■ Goal
Copy every record exactly, and keep the pictures out.

■ Data supplied
☆ ☆ ☆ ☆ ☆ ☆ ☆

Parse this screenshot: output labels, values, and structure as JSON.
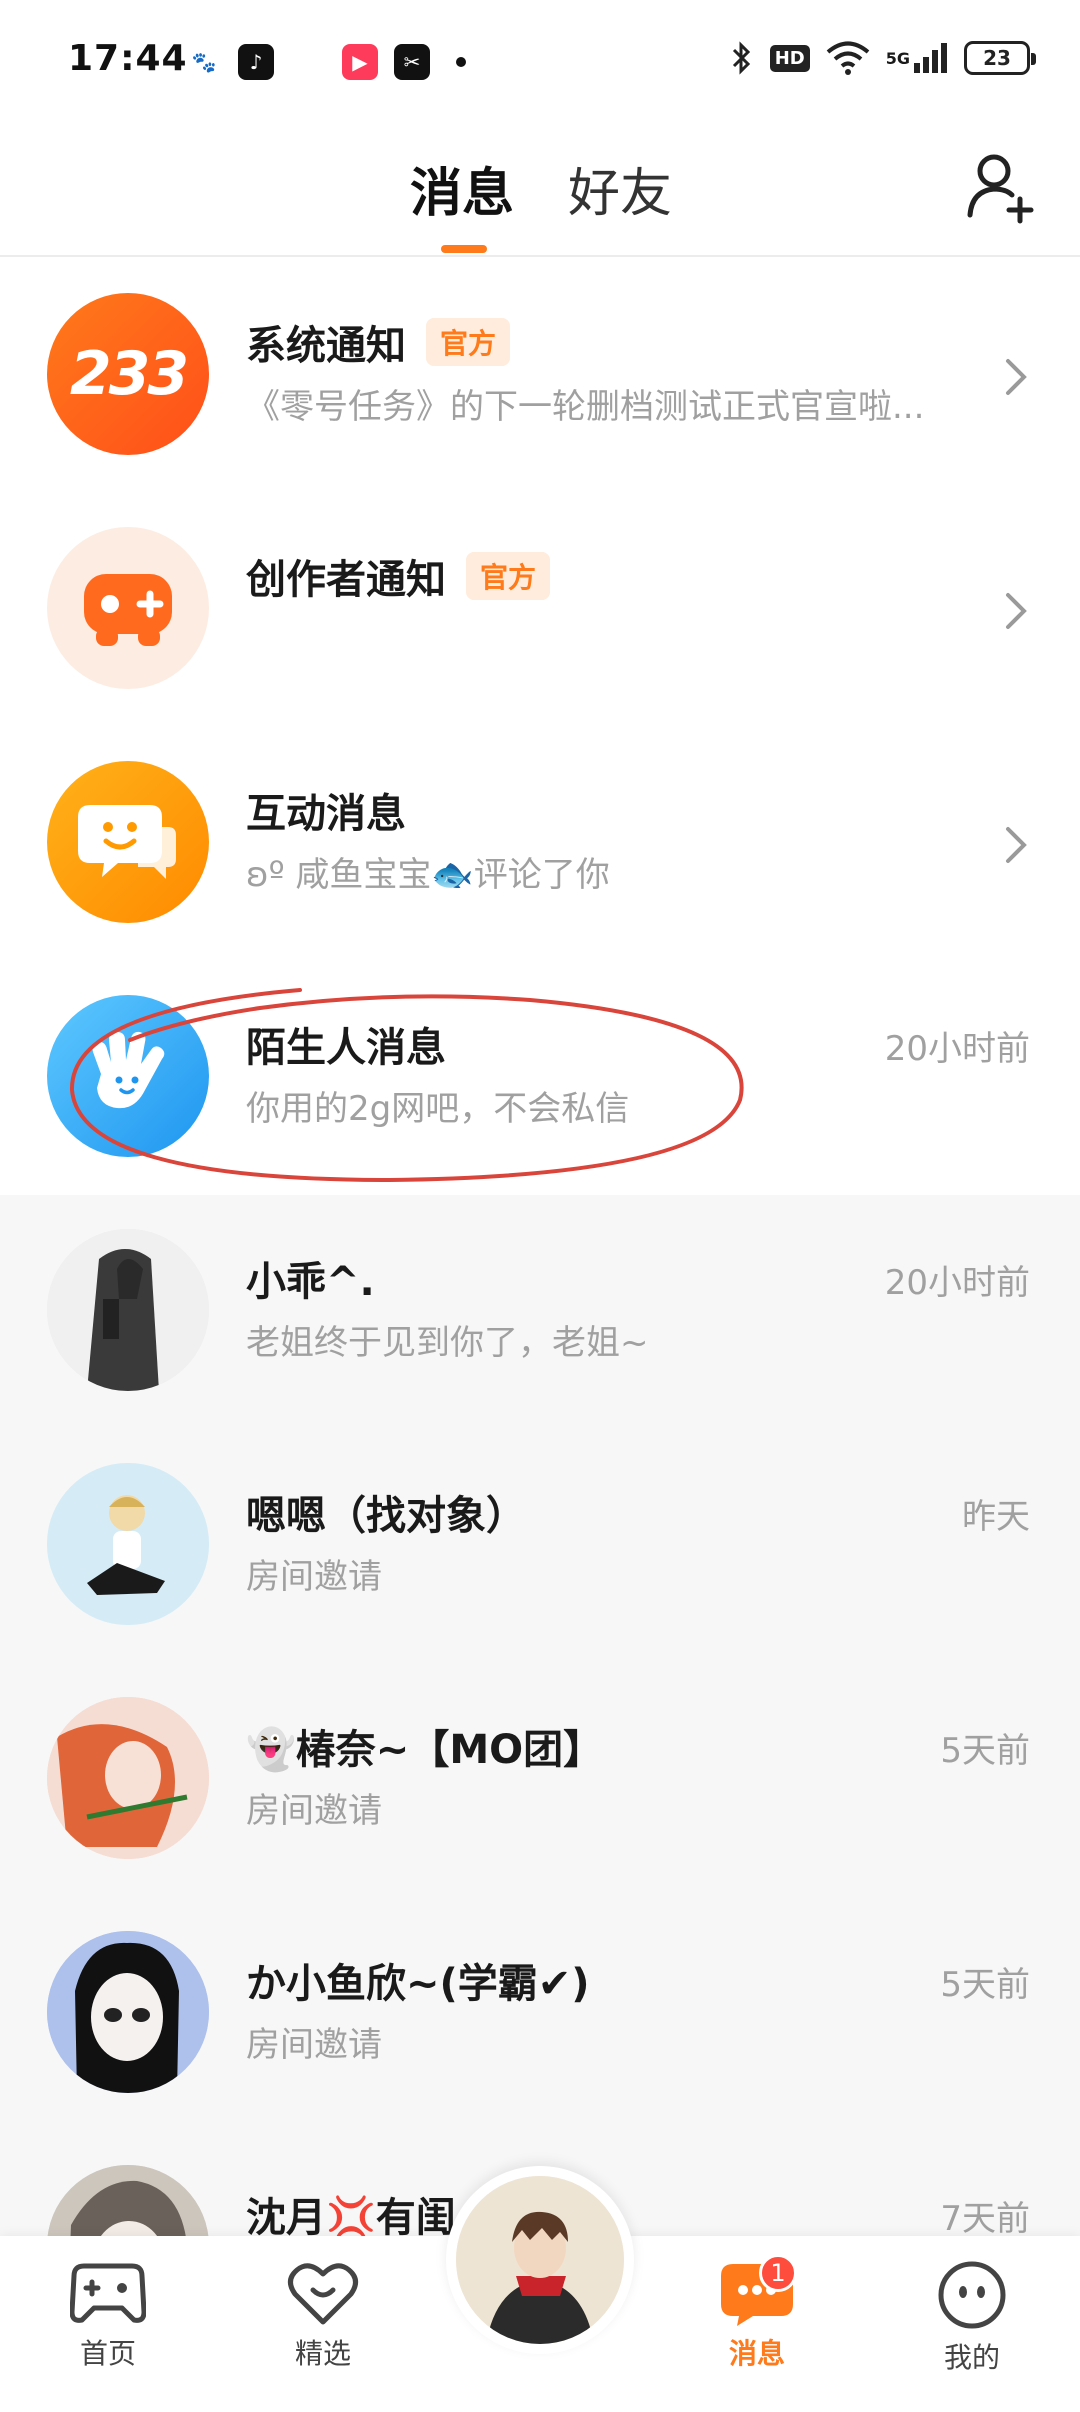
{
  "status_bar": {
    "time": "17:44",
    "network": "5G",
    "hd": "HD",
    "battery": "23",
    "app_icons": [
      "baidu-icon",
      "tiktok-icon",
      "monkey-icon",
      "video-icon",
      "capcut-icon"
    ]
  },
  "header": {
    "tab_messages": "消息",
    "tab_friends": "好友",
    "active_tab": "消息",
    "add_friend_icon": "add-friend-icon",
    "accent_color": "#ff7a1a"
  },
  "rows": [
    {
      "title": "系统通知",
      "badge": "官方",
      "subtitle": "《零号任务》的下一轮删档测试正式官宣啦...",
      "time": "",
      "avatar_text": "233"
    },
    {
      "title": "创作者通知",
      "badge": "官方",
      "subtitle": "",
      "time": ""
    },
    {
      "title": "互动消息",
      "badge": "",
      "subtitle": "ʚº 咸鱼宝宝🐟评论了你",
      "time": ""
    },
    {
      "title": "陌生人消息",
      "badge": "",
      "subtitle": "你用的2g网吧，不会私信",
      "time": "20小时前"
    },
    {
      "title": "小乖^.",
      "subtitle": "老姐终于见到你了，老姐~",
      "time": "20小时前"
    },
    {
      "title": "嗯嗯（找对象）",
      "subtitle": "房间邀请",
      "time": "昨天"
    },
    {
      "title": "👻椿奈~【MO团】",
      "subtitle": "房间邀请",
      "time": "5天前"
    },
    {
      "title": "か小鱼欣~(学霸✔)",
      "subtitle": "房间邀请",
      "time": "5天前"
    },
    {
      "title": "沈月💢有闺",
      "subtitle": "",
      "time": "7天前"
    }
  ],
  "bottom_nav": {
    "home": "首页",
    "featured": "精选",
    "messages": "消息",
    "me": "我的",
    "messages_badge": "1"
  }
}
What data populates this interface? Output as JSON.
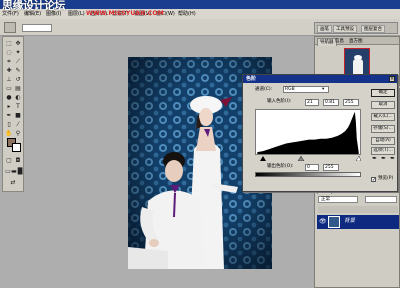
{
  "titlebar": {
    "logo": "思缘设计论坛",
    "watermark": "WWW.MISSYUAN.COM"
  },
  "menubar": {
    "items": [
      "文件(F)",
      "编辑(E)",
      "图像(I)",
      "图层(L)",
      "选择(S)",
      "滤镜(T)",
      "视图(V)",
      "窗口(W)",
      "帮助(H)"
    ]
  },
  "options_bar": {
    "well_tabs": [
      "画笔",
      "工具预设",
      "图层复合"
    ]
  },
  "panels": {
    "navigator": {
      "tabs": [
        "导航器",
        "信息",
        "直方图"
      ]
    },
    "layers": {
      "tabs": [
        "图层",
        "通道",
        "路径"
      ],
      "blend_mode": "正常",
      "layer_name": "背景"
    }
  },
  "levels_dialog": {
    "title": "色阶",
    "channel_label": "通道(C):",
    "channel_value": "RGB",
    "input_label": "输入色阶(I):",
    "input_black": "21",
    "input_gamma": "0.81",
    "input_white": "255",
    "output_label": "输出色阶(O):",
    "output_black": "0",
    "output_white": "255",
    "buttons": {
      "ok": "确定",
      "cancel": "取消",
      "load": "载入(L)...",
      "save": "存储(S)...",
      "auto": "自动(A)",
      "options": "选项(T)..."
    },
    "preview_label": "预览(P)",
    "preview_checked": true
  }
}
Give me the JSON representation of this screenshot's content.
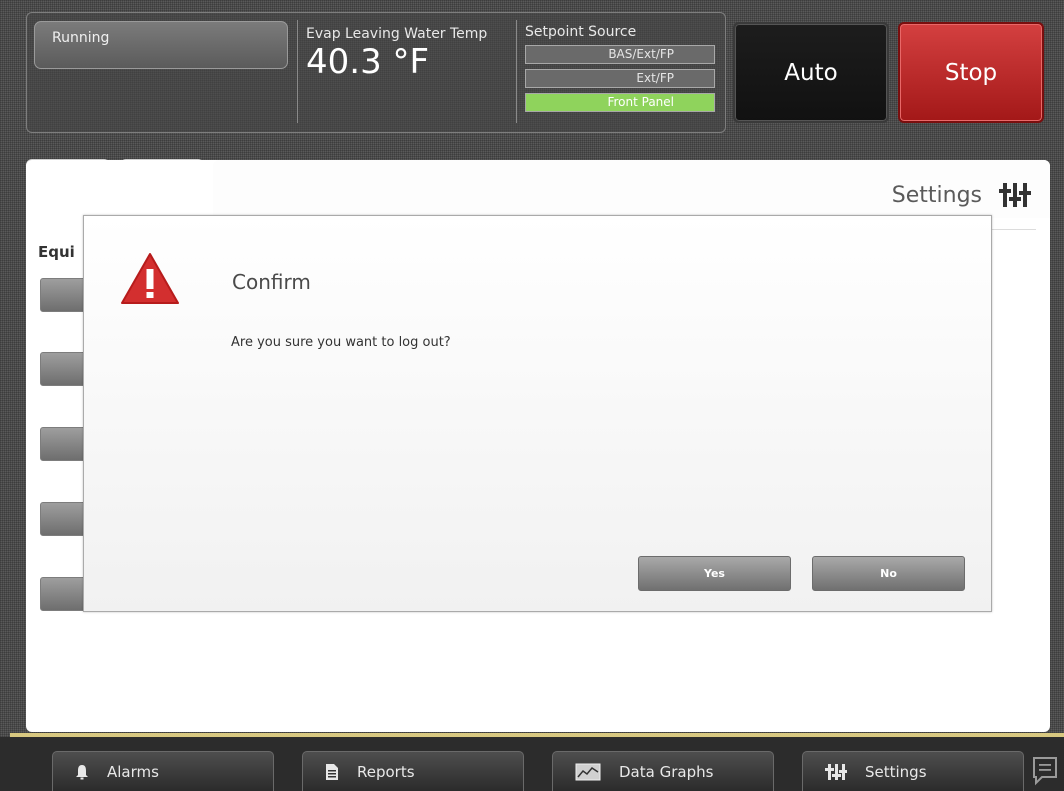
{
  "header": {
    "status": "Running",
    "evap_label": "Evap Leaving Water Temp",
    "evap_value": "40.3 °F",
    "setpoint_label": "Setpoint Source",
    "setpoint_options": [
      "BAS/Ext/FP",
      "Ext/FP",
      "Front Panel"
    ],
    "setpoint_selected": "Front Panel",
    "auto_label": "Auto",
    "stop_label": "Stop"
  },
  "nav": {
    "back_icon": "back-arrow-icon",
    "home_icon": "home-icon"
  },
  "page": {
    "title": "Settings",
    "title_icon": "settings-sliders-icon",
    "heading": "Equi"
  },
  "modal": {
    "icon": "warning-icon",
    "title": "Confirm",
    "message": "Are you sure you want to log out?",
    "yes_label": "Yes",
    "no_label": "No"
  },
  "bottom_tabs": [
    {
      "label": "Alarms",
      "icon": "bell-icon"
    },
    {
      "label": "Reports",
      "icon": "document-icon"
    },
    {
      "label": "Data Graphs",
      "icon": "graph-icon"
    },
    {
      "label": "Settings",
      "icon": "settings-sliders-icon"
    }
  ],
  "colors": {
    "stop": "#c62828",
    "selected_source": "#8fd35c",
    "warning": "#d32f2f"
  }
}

☆ ☆ ☆ ☆ ☆ ☆ ☆

■ Solved problem
Parse this screenshot: output labels, values, and structure as JSON.
{
  "status_bar": {
    "time": "17:44",
    "network": "5G",
    "hd": "HD",
    "battery": "23",
    "app_icons": [
      "baidu-icon",
      "tiktok-icon",
      "monkey-icon",
      "video-icon",
      "capcut-icon"
    ]
  },
  "header": {
    "tab_messages": "消息",
    "tab_friends": "好友",
    "active_tab": "消息",
    "add_friend_icon": "add-friend-icon",
    "accent_color": "#ff7a1a"
  },
  "rows": [
    {
      "title": "系统通知",
      "badge": "官方",
      "subtitle": "《零号任务》的下一轮删档测试正式官宣啦...",
      "time": "",
      "avatar_text": "233"
    },
    {
      "title": "创作者通知",
      "badge": "官方",
      "subtitle": "",
      "time": ""
    },
    {
      "title": "互动消息",
      "badge": "",
      "subtitle": "ʚº 咸鱼宝宝🐟评论了你",
      "time": ""
    },
    {
      "title": "陌生人消息",
      "badge": "",
      "subtitle": "你用的2g网吧，不会私信",
      "time": "20小时前"
    },
    {
      "title": "小乖^.",
      "subtitle": "老姐终于见到你了，老姐~",
      "time": "20小时前"
    },
    {
      "title": "嗯嗯（找对象）",
      "subtitle": "房间邀请",
      "time": "昨天"
    },
    {
      "title": "👻椿奈~【MO团】",
      "subtitle": "房间邀请",
      "time": "5天前"
    },
    {
      "title": "か小鱼欣~(学霸✔)",
      "subtitle": "房间邀请",
      "time": "5天前"
    },
    {
      "title": "沈月💢有闺",
      "subtitle": "",
      "time": "7天前"
    }
  ],
  "bottom_nav": {
    "home": "首页",
    "featured": "精选",
    "messages": "消息",
    "me": "我的",
    "messages_badge": "1"
  }
}
What data populates this interface? Output as JSON.
{
  "titlebar": {
    "logo": "思缘设计论坛",
    "watermark": "WWW.MISSYUAN.COM"
  },
  "menubar": {
    "items": [
      "文件(F)",
      "编辑(E)",
      "图像(I)",
      "图层(L)",
      "选择(S)",
      "滤镜(T)",
      "视图(V)",
      "窗口(W)",
      "帮助(H)"
    ]
  },
  "options_bar": {
    "well_tabs": [
      "画笔",
      "工具预设",
      "图层复合"
    ]
  },
  "panels": {
    "navigator": {
      "tabs": [
        "导航器",
        "信息",
        "直方图"
      ]
    },
    "layers": {
      "tabs": [
        "图层",
        "通道",
        "路径"
      ],
      "blend_mode": "正常",
      "layer_name": "背景"
    }
  },
  "levels_dialog": {
    "title": "色阶",
    "channel_label": "通道(C):",
    "channel_value": "RGB",
    "input_label": "输入色阶(I):",
    "input_black": "21",
    "input_gamma": "0.81",
    "input_white": "255",
    "output_label": "输出色阶(O):",
    "output_black": "0",
    "output_white": "255",
    "buttons": {
      "ok": "确定",
      "cancel": "取消",
      "load": "载入(L)...",
      "save": "存储(S)...",
      "auto": "自动(A)",
      "options": "选项(T)..."
    },
    "preview_label": "预览(P)",
    "preview_checked": true
  }
}
Give me the JSON representation of this screenshot's content.
{
  "header": {
    "status": "Running",
    "evap_label": "Evap Leaving Water Temp",
    "evap_value": "40.3 °F",
    "setpoint_label": "Setpoint Source",
    "setpoint_options": [
      "BAS/Ext/FP",
      "Ext/FP",
      "Front Panel"
    ],
    "setpoint_selected": "Front Panel",
    "auto_label": "Auto",
    "stop_label": "Stop"
  },
  "nav": {
    "back_icon": "back-arrow-icon",
    "home_icon": "home-icon"
  },
  "page": {
    "title": "Settings",
    "title_icon": "settings-sliders-icon",
    "heading": "Equi"
  },
  "modal": {
    "icon": "warning-icon",
    "title": "Confirm",
    "message": "Are you sure you want to log out?",
    "yes_label": "Yes",
    "no_label": "No"
  },
  "bottom_tabs": [
    {
      "label": "Alarms",
      "icon": "bell-icon"
    },
    {
      "label": "Reports",
      "icon": "document-icon"
    },
    {
      "label": "Data Graphs",
      "icon": "graph-icon"
    },
    {
      "label": "Settings",
      "icon": "settings-sliders-icon"
    }
  ],
  "colors": {
    "stop": "#c62828",
    "selected_source": "#8fd35c",
    "warning": "#d32f2f"
  }
}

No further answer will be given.